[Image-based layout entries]
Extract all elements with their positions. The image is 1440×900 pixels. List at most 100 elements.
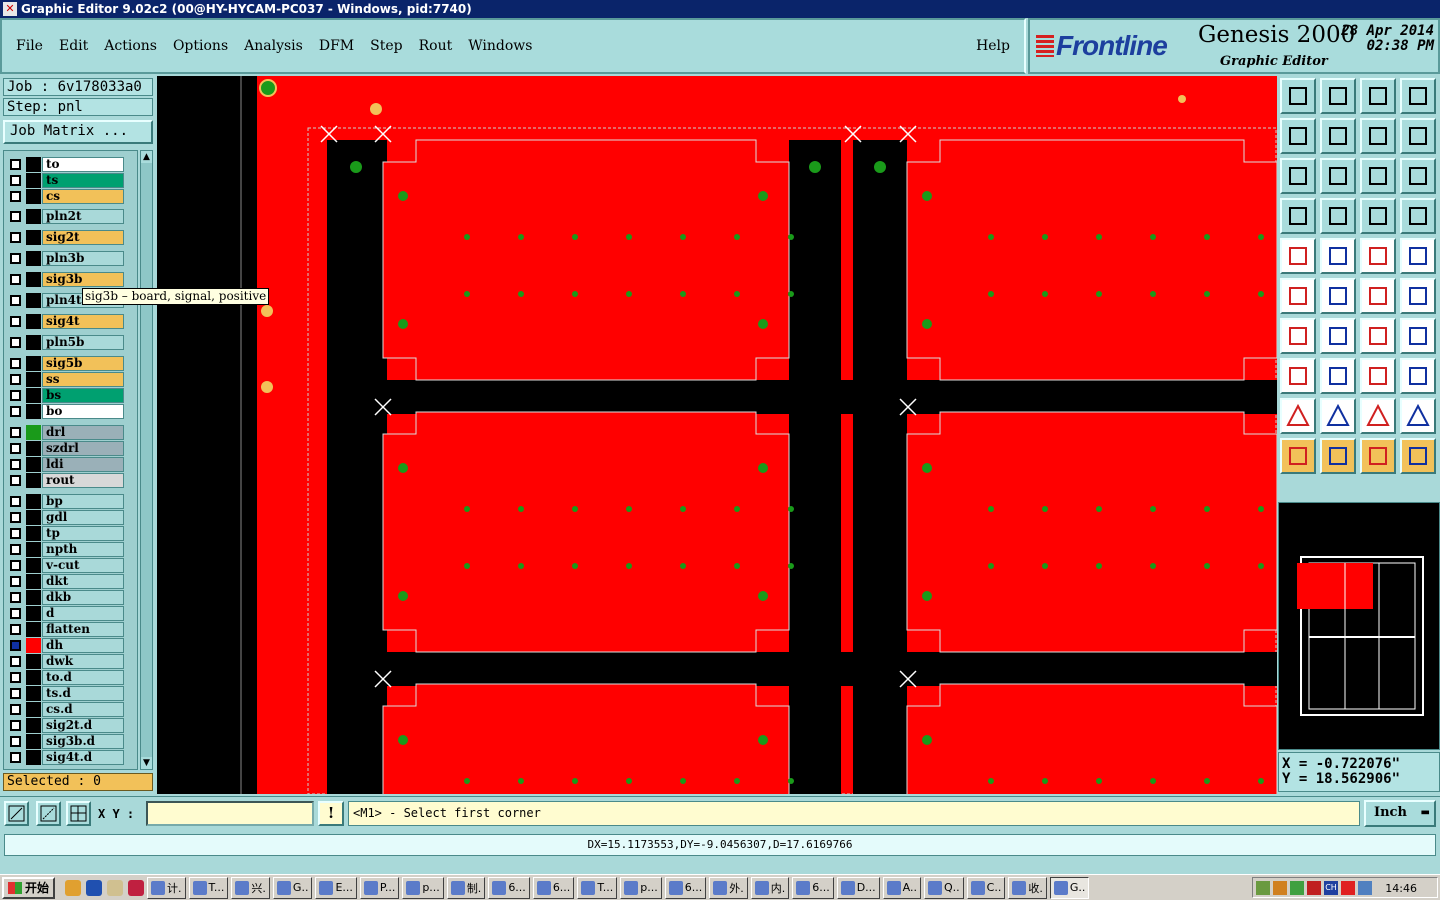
- ruler-icon[interactable]: [1360, 238, 1396, 274]
- pan-right-icon[interactable]: [1320, 118, 1356, 154]
- layer-name[interactable]: dwk: [42, 654, 124, 669]
- layer-checkbox[interactable]: [10, 459, 21, 470]
- layer-row-d[interactable]: d: [6, 606, 136, 621]
- layer-checkbox[interactable]: [10, 528, 21, 539]
- layer-row-dh[interactable]: dh: [6, 638, 136, 653]
- graphics-canvas[interactable]: [157, 76, 1277, 794]
- layer-checkbox[interactable]: [10, 736, 21, 747]
- quicklaunch-clock-icon[interactable]: [65, 879, 82, 896]
- split-icon[interactable]: [1320, 358, 1356, 394]
- layer-name[interactable]: pln5b: [42, 335, 124, 350]
- zoom-center-icon[interactable]: [1320, 158, 1356, 194]
- layer-color-swatch[interactable]: [26, 526, 41, 541]
- layer-color-swatch[interactable]: [26, 356, 41, 371]
- layer-row-bp[interactable]: bp: [6, 494, 136, 509]
- layer-row-sig2t[interactable]: sig2t: [6, 230, 136, 245]
- layer-checkbox[interactable]: [10, 358, 21, 369]
- xy-input[interactable]: [146, 801, 314, 826]
- taskbar-item[interactable]: 计.: [147, 876, 186, 899]
- layer-color-swatch[interactable]: [26, 335, 41, 350]
- layer-checkbox[interactable]: [10, 211, 21, 222]
- layer-scrollbar[interactable]: ▲ ▼: [140, 150, 153, 770]
- menu-file[interactable]: File: [16, 38, 43, 54]
- layer-checkbox[interactable]: [10, 720, 21, 731]
- layer-name[interactable]: szdrl: [42, 441, 124, 456]
- layer-color-swatch[interactable]: [26, 173, 41, 188]
- taskbar-item[interactable]: 6...: [532, 876, 575, 899]
- layer-color-swatch[interactable]: [26, 718, 41, 733]
- quicklaunch-notepad-icon[interactable]: [107, 879, 124, 896]
- layer-color-swatch[interactable]: [26, 314, 41, 329]
- taskbar-item[interactable]: T...: [188, 876, 229, 899]
- layer-checkbox[interactable]: [10, 624, 21, 635]
- pad-icon[interactable]: [1280, 358, 1316, 394]
- layer-color-swatch[interactable]: [26, 372, 41, 387]
- angle-icon[interactable]: [1280, 318, 1316, 354]
- layer-row-gdl[interactable]: gdl: [6, 510, 136, 525]
- taskbar-item[interactable]: E...: [315, 876, 357, 899]
- layer-color-swatch[interactable]: [26, 293, 41, 308]
- menu-analysis[interactable]: Analysis: [244, 38, 303, 54]
- layer-checkbox[interactable]: [10, 672, 21, 683]
- layer-name[interactable]: d: [42, 606, 124, 621]
- scroll-down-icon[interactable]: ▼: [141, 757, 152, 769]
- layer-color-swatch[interactable]: [26, 441, 41, 456]
- layer-name[interactable]: pln2t: [42, 209, 124, 224]
- triangle-alt-icon[interactable]: [1320, 398, 1356, 434]
- copy-icon[interactable]: [1400, 278, 1436, 314]
- layer-checkbox[interactable]: [10, 316, 21, 327]
- layer-checkbox[interactable]: [10, 337, 21, 348]
- layer-name[interactable]: gdl: [42, 510, 124, 525]
- layer-checkbox[interactable]: [10, 576, 21, 587]
- layer-color-swatch[interactable]: [26, 686, 41, 701]
- move-icon[interactable]: [1360, 278, 1396, 314]
- menu-rout[interactable]: Rout: [419, 38, 453, 54]
- layer-color-swatch[interactable]: [26, 654, 41, 669]
- layer-checkbox[interactable]: [10, 560, 21, 571]
- menu-windows[interactable]: Windows: [468, 38, 532, 54]
- layer-row-cs.d[interactable]: cs.d: [6, 702, 136, 717]
- layer-row-sig3b.d[interactable]: sig3b.d: [6, 734, 136, 749]
- layer-color-swatch[interactable]: [26, 702, 41, 717]
- layer-color-swatch[interactable]: [26, 494, 41, 509]
- layer-checkbox[interactable]: [10, 512, 21, 523]
- taskbar-item[interactable]: 兴.: [231, 876, 270, 899]
- layer-row-dkt[interactable]: dkt: [6, 574, 136, 589]
- taskbar-item[interactable]: A..: [882, 876, 921, 899]
- zoom-reset-icon[interactable]: [1320, 78, 1356, 114]
- layer-name[interactable]: sig4t.d: [42, 750, 124, 765]
- triangle-icon[interactable]: [1280, 398, 1316, 434]
- taskbar-item[interactable]: 内.: [750, 876, 790, 899]
- menu-actions[interactable]: Actions: [104, 38, 157, 54]
- layer-name[interactable]: flatten: [42, 622, 124, 637]
- layer-row-v-cut[interactable]: v-cut: [6, 558, 136, 573]
- layer-name[interactable]: ldi: [42, 457, 124, 472]
- target-icon[interactable]: [1400, 238, 1436, 274]
- layer-name[interactable]: sig3b.d: [42, 734, 124, 749]
- layer-row-dkb[interactable]: dkb: [6, 590, 136, 605]
- layer-name[interactable]: sig2t.d: [42, 718, 124, 733]
- arc-icon[interactable]: [1360, 318, 1396, 354]
- layer-color-swatch[interactable]: [26, 457, 41, 472]
- layer-row-ldi[interactable]: ldi: [6, 457, 136, 472]
- taskbar-item[interactable]: 外.: [709, 876, 748, 899]
- layer-row-drl[interactable]: drl: [6, 425, 136, 440]
- taskbar-item[interactable]: 6...: [792, 876, 834, 899]
- zoom-home-icon[interactable]: [1280, 78, 1316, 114]
- layer-row-pln2t[interactable]: pln2t: [6, 209, 136, 224]
- layer-checkbox[interactable]: [10, 253, 21, 264]
- pointer-sel-icon[interactable]: [1360, 438, 1396, 474]
- snap-active-icon[interactable]: [1400, 198, 1436, 234]
- layer-row-sig5b[interactable]: sig5b: [6, 356, 136, 371]
- taskbar-item[interactable]: T...: [577, 876, 618, 899]
- quicklaunch-save-icon[interactable]: [128, 879, 145, 896]
- menu-help[interactable]: Help: [976, 38, 1010, 54]
- layer-checkbox[interactable]: [10, 159, 21, 170]
- zoom-area-icon[interactable]: [4, 801, 29, 826]
- mirror-icon[interactable]: [1400, 318, 1436, 354]
- layer-row-rout[interactable]: rout: [6, 473, 136, 488]
- taskbar-item[interactable]: P...: [359, 876, 400, 899]
- layer-row-sig4t[interactable]: sig4t: [6, 314, 136, 329]
- layer-checkbox[interactable]: [10, 752, 21, 763]
- pointer-box-icon[interactable]: [1320, 438, 1356, 474]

# What you have to do:
Rewrite the lines above with every "layer-checkbox" changed to "layer-toggle" and everything else left as is. Omit the pictures from your answer.

# Task solution:
Extract all elements with their positions. The image is 1440×900 pixels. List at most 100 elements.
- ruler-icon[interactable]: [1360, 238, 1396, 274]
- pan-right-icon[interactable]: [1320, 118, 1356, 154]
- layer-name[interactable]: dwk: [42, 654, 124, 669]
- layer-toggle[interactable]: [10, 459, 21, 470]
- layer-row-d[interactable]: d: [6, 606, 136, 621]
- layer-toggle[interactable]: [10, 528, 21, 539]
- layer-row-dh[interactable]: dh: [6, 638, 136, 653]
- graphics-canvas[interactable]: [157, 76, 1277, 794]
- layer-toggle[interactable]: [10, 736, 21, 747]
- quicklaunch-clock-icon[interactable]: [65, 879, 82, 896]
- split-icon[interactable]: [1320, 358, 1356, 394]
- layer-name[interactable]: pln5b: [42, 335, 124, 350]
- zoom-center-icon[interactable]: [1320, 158, 1356, 194]
- layer-color-swatch[interactable]: [26, 526, 41, 541]
- layer-color-swatch[interactable]: [26, 356, 41, 371]
- layer-row-bp[interactable]: bp: [6, 494, 136, 509]
- layer-row-sig2t[interactable]: sig2t: [6, 230, 136, 245]
- layer-toggle[interactable]: [10, 358, 21, 369]
- xy-input[interactable]: [146, 801, 314, 826]
- taskbar-item[interactable]: 计.: [147, 876, 186, 899]
- layer-color-swatch[interactable]: [26, 335, 41, 350]
- layer-toggle[interactable]: [10, 211, 21, 222]
- layer-scrollbar[interactable]: ▲ ▼: [140, 150, 153, 770]
- menu-file[interactable]: File: [16, 38, 43, 54]
- layer-toggle[interactable]: [10, 720, 21, 731]
- layer-name[interactable]: szdrl: [42, 441, 124, 456]
- layer-color-swatch[interactable]: [26, 173, 41, 188]
- taskbar-item[interactable]: 6...: [532, 876, 575, 899]
- layer-color-swatch[interactable]: [26, 718, 41, 733]
- quicklaunch-notepad-icon[interactable]: [107, 879, 124, 896]
- layer-color-swatch[interactable]: [26, 314, 41, 329]
- taskbar-item[interactable]: T...: [188, 876, 229, 899]
- layer-toggle[interactable]: [10, 624, 21, 635]
- pad-icon[interactable]: [1280, 358, 1316, 394]
- layer-color-swatch[interactable]: [26, 372, 41, 387]
- angle-icon[interactable]: [1280, 318, 1316, 354]
- layer-row-gdl[interactable]: gdl: [6, 510, 136, 525]
- taskbar-item[interactable]: E...: [315, 876, 357, 899]
- layer-color-swatch[interactable]: [26, 293, 41, 308]
- menu-analysis[interactable]: Analysis: [244, 38, 303, 54]
- layer-toggle[interactable]: [10, 672, 21, 683]
- layer-name[interactable]: d: [42, 606, 124, 621]
- scroll-down-icon[interactable]: ▼: [141, 757, 152, 769]
- layer-color-swatch[interactable]: [26, 441, 41, 456]
- layer-name[interactable]: pln2t: [42, 209, 124, 224]
- triangle-alt-icon[interactable]: [1320, 398, 1356, 434]
- copy-icon[interactable]: [1400, 278, 1436, 314]
- layer-toggle[interactable]: [10, 316, 21, 327]
- layer-toggle[interactable]: [10, 337, 21, 348]
- layer-name[interactable]: gdl: [42, 510, 124, 525]
- layer-toggle[interactable]: [10, 576, 21, 587]
- layer-color-swatch[interactable]: [26, 686, 41, 701]
- move-icon[interactable]: [1360, 278, 1396, 314]
- menu-rout[interactable]: Rout: [419, 38, 453, 54]
- layer-color-swatch[interactable]: [26, 654, 41, 669]
- layer-toggle[interactable]: [10, 560, 21, 571]
- menu-windows[interactable]: Windows: [468, 38, 532, 54]
- layer-row-cs.d[interactable]: cs.d: [6, 702, 136, 717]
- layer-row-sig3b.d[interactable]: sig3b.d: [6, 734, 136, 749]
- layer-color-swatch[interactable]: [26, 702, 41, 717]
- layer-color-swatch[interactable]: [26, 494, 41, 509]
- layer-toggle[interactable]: [10, 512, 21, 523]
- taskbar-item[interactable]: 兴.: [231, 876, 270, 899]
- layer-row-dkt[interactable]: dkt: [6, 574, 136, 589]
- taskbar-item[interactable]: A..: [882, 876, 921, 899]
- zoom-reset-icon[interactable]: [1320, 78, 1356, 114]
- layer-name[interactable]: sig4t.d: [42, 750, 124, 765]
- triangle-icon[interactable]: [1280, 398, 1316, 434]
- taskbar-item[interactable]: 内.: [750, 876, 790, 899]
- menu-actions[interactable]: Actions: [104, 38, 157, 54]
- layer-name[interactable]: flatten: [42, 622, 124, 637]
- layer-row-v-cut[interactable]: v-cut: [6, 558, 136, 573]
- layer-name[interactable]: ldi: [42, 457, 124, 472]
- target-icon[interactable]: [1400, 238, 1436, 274]
- layer-name[interactable]: sig3b.d: [42, 734, 124, 749]
- layer-row-dkb[interactable]: dkb: [6, 590, 136, 605]
- layer-name[interactable]: sig2t.d: [42, 718, 124, 733]
- arc-icon[interactable]: [1360, 318, 1396, 354]
- layer-color-swatch[interactable]: [26, 457, 41, 472]
- layer-row-ldi[interactable]: ldi: [6, 457, 136, 472]
- taskbar-item[interactable]: 外.: [709, 876, 748, 899]
- layer-row-drl[interactable]: drl: [6, 425, 136, 440]
- taskbar-item[interactable]: 6...: [792, 876, 834, 899]
- zoom-home-icon[interactable]: [1280, 78, 1316, 114]
- layer-row-pln2t[interactable]: pln2t: [6, 209, 136, 224]
- layer-toggle[interactable]: [10, 253, 21, 264]
- pointer-sel-icon[interactable]: [1360, 438, 1396, 474]
- snap-active-icon[interactable]: [1400, 198, 1436, 234]
- layer-row-sig5b[interactable]: sig5b: [6, 356, 136, 371]
- taskbar-item[interactable]: T...: [577, 876, 618, 899]
- quicklaunch-save-icon[interactable]: [128, 879, 145, 896]
- menu-help[interactable]: Help: [976, 38, 1010, 54]
- layer-toggle[interactable]: [10, 159, 21, 170]
- zoom-area-icon[interactable]: [4, 801, 29, 826]
- mirror-icon[interactable]: [1400, 318, 1436, 354]
- layer-row-rout[interactable]: rout: [6, 473, 136, 488]
- taskbar-item[interactable]: P...: [359, 876, 400, 899]
- layer-row-sig4t[interactable]: sig4t: [6, 314, 136, 329]
- layer-toggle[interactable]: [10, 752, 21, 763]
- pointer-box-icon[interactable]: [1320, 438, 1356, 474]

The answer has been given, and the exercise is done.